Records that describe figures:
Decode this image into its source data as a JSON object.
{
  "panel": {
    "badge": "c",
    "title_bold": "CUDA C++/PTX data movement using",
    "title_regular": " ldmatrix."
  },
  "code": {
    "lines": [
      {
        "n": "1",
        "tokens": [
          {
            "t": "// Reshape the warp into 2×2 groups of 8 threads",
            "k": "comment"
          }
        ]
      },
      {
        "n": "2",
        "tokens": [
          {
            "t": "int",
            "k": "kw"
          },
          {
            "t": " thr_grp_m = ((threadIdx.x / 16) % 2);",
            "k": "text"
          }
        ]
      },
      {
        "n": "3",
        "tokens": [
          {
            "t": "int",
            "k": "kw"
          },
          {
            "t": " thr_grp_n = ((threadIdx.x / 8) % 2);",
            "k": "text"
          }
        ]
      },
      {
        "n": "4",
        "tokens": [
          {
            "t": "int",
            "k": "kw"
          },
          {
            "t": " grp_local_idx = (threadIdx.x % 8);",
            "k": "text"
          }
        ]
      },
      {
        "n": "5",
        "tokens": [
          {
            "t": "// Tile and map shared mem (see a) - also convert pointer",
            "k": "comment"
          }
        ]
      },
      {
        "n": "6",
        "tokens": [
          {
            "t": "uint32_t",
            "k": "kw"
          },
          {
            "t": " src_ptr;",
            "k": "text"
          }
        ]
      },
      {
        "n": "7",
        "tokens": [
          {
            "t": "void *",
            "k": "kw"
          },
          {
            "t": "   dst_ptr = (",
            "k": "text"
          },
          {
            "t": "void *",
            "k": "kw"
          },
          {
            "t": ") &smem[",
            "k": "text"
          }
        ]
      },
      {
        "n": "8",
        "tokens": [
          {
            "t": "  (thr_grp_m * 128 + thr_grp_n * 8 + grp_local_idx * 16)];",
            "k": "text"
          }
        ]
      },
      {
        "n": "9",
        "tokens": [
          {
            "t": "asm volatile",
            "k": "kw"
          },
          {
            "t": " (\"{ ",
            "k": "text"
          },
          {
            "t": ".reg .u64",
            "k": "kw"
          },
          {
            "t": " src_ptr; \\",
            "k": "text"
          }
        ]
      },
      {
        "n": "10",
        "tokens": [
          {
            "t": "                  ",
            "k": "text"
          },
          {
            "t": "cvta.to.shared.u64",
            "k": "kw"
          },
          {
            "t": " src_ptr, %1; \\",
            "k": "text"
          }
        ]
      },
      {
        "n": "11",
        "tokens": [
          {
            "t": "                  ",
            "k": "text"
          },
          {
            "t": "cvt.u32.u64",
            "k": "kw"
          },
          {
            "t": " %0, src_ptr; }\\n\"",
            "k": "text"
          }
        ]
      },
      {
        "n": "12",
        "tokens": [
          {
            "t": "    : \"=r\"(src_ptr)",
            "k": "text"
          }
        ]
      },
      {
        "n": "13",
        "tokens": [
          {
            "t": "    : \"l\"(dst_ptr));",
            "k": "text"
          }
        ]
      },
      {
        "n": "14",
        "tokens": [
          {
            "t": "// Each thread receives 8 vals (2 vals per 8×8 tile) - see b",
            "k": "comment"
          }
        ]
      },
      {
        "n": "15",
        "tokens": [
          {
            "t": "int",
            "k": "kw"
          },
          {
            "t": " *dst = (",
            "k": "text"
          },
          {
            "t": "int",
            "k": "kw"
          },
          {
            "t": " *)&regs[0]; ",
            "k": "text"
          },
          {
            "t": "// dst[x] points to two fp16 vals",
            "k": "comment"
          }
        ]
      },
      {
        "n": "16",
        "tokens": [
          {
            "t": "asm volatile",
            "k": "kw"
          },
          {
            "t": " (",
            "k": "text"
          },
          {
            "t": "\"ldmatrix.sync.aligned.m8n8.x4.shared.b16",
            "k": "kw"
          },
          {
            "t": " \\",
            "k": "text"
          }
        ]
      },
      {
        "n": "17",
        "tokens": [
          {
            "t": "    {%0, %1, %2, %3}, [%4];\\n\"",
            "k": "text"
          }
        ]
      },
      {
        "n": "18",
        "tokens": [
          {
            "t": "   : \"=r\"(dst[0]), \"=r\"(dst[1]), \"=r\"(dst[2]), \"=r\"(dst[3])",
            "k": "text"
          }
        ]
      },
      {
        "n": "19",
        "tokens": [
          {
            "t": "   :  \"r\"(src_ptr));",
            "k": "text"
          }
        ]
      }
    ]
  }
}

WHAT TO PRODUCE: In the listing, find every line containing the word "data" and list it.

RESULT OF THE TASK:
Decode this image into its source data as a JSON object.
    "title_bold": "CUDA C++/PTX data movement using",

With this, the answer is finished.